- **TO DO**
Your task is to copy every record exactly.
* * *
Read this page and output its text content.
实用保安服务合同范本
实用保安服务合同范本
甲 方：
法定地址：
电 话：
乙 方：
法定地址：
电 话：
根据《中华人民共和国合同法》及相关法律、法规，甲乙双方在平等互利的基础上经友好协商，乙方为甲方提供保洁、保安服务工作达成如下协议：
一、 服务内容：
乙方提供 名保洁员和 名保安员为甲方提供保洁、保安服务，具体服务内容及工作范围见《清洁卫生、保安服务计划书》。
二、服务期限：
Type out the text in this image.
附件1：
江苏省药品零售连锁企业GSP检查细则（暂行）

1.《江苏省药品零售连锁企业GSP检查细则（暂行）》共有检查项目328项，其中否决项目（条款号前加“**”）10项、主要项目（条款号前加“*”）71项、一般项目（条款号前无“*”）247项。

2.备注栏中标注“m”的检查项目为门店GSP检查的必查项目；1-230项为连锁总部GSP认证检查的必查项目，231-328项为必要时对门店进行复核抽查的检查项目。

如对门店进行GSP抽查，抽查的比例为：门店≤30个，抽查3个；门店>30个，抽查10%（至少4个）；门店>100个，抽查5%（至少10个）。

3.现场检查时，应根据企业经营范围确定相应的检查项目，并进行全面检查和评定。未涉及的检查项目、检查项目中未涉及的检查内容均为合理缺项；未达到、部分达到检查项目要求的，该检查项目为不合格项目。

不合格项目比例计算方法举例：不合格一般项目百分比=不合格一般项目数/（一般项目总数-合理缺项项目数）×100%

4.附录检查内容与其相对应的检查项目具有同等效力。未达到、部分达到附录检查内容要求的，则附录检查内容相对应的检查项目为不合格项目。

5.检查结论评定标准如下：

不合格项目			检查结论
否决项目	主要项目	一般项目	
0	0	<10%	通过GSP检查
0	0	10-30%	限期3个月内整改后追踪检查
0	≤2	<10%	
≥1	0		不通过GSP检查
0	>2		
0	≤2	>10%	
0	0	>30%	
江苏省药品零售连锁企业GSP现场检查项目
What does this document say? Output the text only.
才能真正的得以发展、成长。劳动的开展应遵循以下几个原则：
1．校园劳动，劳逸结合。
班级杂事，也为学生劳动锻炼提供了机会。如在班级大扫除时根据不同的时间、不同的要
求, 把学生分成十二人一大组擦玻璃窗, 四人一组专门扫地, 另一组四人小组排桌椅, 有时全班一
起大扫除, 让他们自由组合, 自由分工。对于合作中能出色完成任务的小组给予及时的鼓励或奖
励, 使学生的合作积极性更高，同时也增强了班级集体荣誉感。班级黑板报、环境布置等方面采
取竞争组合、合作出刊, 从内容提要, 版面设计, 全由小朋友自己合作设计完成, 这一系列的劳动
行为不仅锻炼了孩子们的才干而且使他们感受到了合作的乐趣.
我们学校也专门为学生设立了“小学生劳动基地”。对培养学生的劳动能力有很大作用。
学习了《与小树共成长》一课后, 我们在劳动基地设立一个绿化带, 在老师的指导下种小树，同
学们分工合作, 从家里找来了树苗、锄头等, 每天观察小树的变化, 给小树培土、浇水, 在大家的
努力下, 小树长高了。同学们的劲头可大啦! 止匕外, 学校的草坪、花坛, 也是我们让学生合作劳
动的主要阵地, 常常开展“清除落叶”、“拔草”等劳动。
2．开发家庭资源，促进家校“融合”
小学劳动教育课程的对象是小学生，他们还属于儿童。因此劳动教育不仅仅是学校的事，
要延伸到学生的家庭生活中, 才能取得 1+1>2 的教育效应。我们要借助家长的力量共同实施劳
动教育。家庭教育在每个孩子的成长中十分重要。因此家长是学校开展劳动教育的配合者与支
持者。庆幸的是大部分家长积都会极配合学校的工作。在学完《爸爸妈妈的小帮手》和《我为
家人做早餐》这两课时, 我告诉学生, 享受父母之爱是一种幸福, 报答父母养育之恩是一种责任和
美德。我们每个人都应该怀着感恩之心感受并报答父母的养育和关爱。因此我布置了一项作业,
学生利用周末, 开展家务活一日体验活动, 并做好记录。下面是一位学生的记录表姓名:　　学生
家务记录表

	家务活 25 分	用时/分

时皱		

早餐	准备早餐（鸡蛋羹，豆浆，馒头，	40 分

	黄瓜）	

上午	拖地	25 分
* * *
- **TASK SOLUTION**
Read this page and output its text content.
实用保安服务合同范本
实用保安服务合同范本
甲 方：
法定地址：
电 话：
乙 方：
法定地址：
电 话：
根据《中华人民共和国合同法》及相关法律、法规，甲乙双方在平等互利的基础上经友好协商，乙方为甲方提供保洁、保安服务工作达成如下协议：
一、 服务内容：
乙方提供 名保洁员和 名保安员为甲方提供保洁、保安服务，具体服务内容及工作范围见《清洁卫生、保安服务计划书》。
二、服务期限：
Type out the text in this image.
附件1：
江苏省药品零售连锁企业GSP检查细则（暂行）

1.《江苏省药品零售连锁企业GSP检查细则（暂行）》共有检查项目328项，其中否决项目（条款号前加“**”）10项、主要项目（条款号前加“*”）71项、一般项目（条款号前无“*”）247项。

2.备注栏中标注“m”的检查项目为门店GSP检查的必查项目；1-230项为连锁总部GSP认证检查的必查项目，231-328项为必要时对门店进行复核抽查的检查项目。

如对门店进行GSP抽查，抽查的比例为：门店≤30个，抽查3个；门店>30个，抽查10%（至少4个）；门店>100个，抽查5%（至少10个）。

3.现场检查时，应根据企业经营范围确定相应的检查项目，并进行全面检查和评定。未涉及的检查项目、检查项目中未涉及的检查内容均为合理缺项；未达到、部分达到检查项目要求的，该检查项目为不合格项目。

不合格项目比例计算方法举例：不合格一般项目百分比=不合格一般项目数/（一般项目总数-合理缺项项目数）×100%

4.附录检查内容与其相对应的检查项目具有同等效力。未达到、部分达到附录检查内容要求的，则附录检查内容相对应的检查项目为不合格项目。

5.检查结论评定标准如下：

不合格项目			检查结论
否决项目	主要项目	一般项目	
0	0	<10%	通过GSP检查
0	0	10-30%	限期3个月内整改后追踪检查
0	≤2	<10%	
≥1	0		不通过GSP检查
0	>2		
0	≤2	>10%	
0	0	>30%	
江苏省药品零售连锁企业GSP现场检查项目
What does this document say? Output the text only.
才能真正的得以发展、成长。劳动的开展应遵循以下几个原则：
1．校园劳动，劳逸结合。
班级杂事，也为学生劳动锻炼提供了机会。如在班级大扫除时根据不同的时间、不同的要
求, 把学生分成十二人一大组擦玻璃窗, 四人一组专门扫地, 另一组四人小组排桌椅, 有时全班一
起大扫除, 让他们自由组合, 自由分工。对于合作中能出色完成任务的小组给予及时的鼓励或奖
励, 使学生的合作积极性更高，同时也增强了班级集体荣誉感。班级黑板报、环境布置等方面采
取竞争组合、合作出刊, 从内容提要, 版面设计, 全由小朋友自己合作设计完成, 这一系列的劳动
行为不仅锻炼了孩子们的才干而且使他们感受到了合作的乐趣.
我们学校也专门为学生设立了“小学生劳动基地”。对培养学生的劳动能力有很大作用。
学习了《与小树共成长》一课后, 我们在劳动基地设立一个绿化带, 在老师的指导下种小树，同
学们分工合作, 从家里找来了树苗、锄头等, 每天观察小树的变化, 给小树培土、浇水, 在大家的
努力下, 小树长高了。同学们的劲头可大啦! 止匕外, 学校的草坪、花坛, 也是我们让学生合作劳
动的主要阵地, 常常开展“清除落叶”、“拔草”等劳动。
2．开发家庭资源，促进家校“融合”
小学劳动教育课程的对象是小学生，他们还属于儿童。因此劳动教育不仅仅是学校的事，
要延伸到学生的家庭生活中, 才能取得 1+1>2 的教育效应。我们要借助家长的力量共同实施劳
动教育。家庭教育在每个孩子的成长中十分重要。因此家长是学校开展劳动教育的配合者与支
持者。庆幸的是大部分家长积都会极配合学校的工作。在学完《爸爸妈妈的小帮手》和《我为
家人做早餐》这两课时, 我告诉学生, 享受父母之爱是一种幸福, 报答父母养育之恩是一种责任和
美德。我们每个人都应该怀着感恩之心感受并报答父母的养育和关爱。因此我布置了一项作业,
学生利用周末, 开展家务活一日体验活动, 并做好记录。下面是一位学生的记录表姓名:　　学生
家务记录表

	家务活 25 分	用时/分

时皱		

早餐	准备早餐（鸡蛋羹，豆浆，馒头，	40 分

	黄瓜）	

上午	拖地	25 分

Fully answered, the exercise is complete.